*** Data rows

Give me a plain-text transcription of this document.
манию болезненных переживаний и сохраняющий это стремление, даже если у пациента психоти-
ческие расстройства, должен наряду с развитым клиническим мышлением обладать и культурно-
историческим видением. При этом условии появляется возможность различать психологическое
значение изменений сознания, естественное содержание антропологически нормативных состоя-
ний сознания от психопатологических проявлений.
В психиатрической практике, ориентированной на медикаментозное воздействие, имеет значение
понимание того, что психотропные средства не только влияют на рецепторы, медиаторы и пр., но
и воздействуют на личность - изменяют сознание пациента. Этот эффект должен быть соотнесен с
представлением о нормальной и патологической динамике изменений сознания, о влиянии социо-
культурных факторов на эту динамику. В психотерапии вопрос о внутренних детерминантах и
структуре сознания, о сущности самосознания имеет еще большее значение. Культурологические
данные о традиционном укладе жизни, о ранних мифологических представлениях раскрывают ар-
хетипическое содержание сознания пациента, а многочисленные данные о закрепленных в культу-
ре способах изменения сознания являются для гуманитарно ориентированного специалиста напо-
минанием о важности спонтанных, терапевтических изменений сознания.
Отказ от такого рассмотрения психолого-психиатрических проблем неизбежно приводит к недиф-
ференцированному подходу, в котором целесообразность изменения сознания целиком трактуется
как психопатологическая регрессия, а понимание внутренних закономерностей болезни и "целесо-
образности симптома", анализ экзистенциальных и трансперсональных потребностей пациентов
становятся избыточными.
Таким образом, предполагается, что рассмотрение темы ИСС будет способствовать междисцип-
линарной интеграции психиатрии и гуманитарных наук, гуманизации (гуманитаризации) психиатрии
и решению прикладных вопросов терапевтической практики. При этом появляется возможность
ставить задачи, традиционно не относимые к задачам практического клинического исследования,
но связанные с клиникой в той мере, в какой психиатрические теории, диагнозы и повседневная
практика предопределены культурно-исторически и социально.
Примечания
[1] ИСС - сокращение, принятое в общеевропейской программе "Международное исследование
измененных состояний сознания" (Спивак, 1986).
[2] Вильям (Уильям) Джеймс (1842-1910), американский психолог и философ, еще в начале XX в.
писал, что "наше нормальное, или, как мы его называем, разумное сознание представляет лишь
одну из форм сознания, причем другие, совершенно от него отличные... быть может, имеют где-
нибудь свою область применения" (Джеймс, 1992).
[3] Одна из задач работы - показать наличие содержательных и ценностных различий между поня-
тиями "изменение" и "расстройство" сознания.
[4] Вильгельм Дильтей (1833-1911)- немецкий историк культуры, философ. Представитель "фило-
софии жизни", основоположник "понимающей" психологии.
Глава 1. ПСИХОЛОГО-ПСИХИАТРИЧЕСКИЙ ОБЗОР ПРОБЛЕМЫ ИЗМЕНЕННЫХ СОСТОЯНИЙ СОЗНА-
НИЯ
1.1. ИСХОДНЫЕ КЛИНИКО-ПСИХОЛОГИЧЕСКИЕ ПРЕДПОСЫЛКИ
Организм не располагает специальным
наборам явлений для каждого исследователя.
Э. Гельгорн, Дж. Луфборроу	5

******

Restate the listing in full, word for word.

The response:
Give me a plain-text transcription of this document.
манию болезненных переживаний и сохраняющий это стремление, даже если у пациента психоти-
ческие расстройства, должен наряду с развитым клиническим мышлением обладать и культурно-
историческим видением. При этом условии появляется возможность различать психологическое
значение изменений сознания, естественное содержание антропологически нормативных состоя-
ний сознания от психопатологических проявлений.
В психиатрической практике, ориентированной на медикаментозное воздействие, имеет значение
понимание того, что психотропные средства не только влияют на рецепторы, медиаторы и пр., но
и воздействуют на личность - изменяют сознание пациента. Этот эффект должен быть соотнесен с
представлением о нормальной и патологической динамике изменений сознания, о влиянии социо-
культурных факторов на эту динамику. В психотерапии вопрос о внутренних детерминантах и
структуре сознания, о сущности самосознания имеет еще большее значение. Культурологические
данные о традиционном укладе жизни, о ранних мифологических представлениях раскрывают ар-
хетипическое содержание сознания пациента, а многочисленные данные о закрепленных в культу-
ре способах изменения сознания являются для гуманитарно ориентированного специалиста напо-
минанием о важности спонтанных, терапевтических изменений сознания.
Отказ от такого рассмотрения психолого-психиатрических проблем неизбежно приводит к недиф-
ференцированному подходу, в котором целесообразность изменения сознания целиком трактуется
как психопатологическая регрессия, а понимание внутренних закономерностей болезни и "целесо-
образности симптома", анализ экзистенциальных и трансперсональных потребностей пациентов
становятся избыточными.
Таким образом, предполагается, что рассмотрение темы ИСС будет способствовать междисцип-
линарной интеграции психиатрии и гуманитарных наук, гуманизации (гуманитаризации) психиатрии
и решению прикладных вопросов терапевтической практики. При этом появляется возможность
ставить задачи, традиционно не относимые к задачам практического клинического исследования,
но связанные с клиникой в той мере, в какой психиатрические теории, диагнозы и повседневная
практика предопределены культурно-исторически и социально.
Примечания
[1] ИСС - сокращение, принятое в общеевропейской программе "Международное исследование
измененных состояний сознания" (Спивак, 1986).
[2] Вильям (Уильям) Джеймс (1842-1910), американский психолог и философ, еще в начале XX в.
писал, что "наше нормальное, или, как мы его называем, разумное сознание представляет лишь
одну из форм сознания, причем другие, совершенно от него отличные... быть может, имеют где-
нибудь свою область применения" (Джеймс, 1992).
[3] Одна из задач работы - показать наличие содержательных и ценностных различий между поня-
тиями "изменение" и "расстройство" сознания.
[4] Вильгельм Дильтей (1833-1911)- немецкий историк культуры, философ. Представитель "фило-
софии жизни", основоположник "понимающей" психологии.
Глава 1. ПСИХОЛОГО-ПСИХИАТРИЧЕСКИЙ ОБЗОР ПРОБЛЕМЫ ИЗМЕНЕННЫХ СОСТОЯНИЙ СОЗНА-
НИЯ
1.1. ИСХОДНЫЕ КЛИНИКО-ПСИХОЛОГИЧЕСКИЕ ПРЕДПОСЫЛКИ
Организм не располагает специальным
наборам явлений для каждого исследователя.
Э. Гельгорн, Дж. Луфборроу	5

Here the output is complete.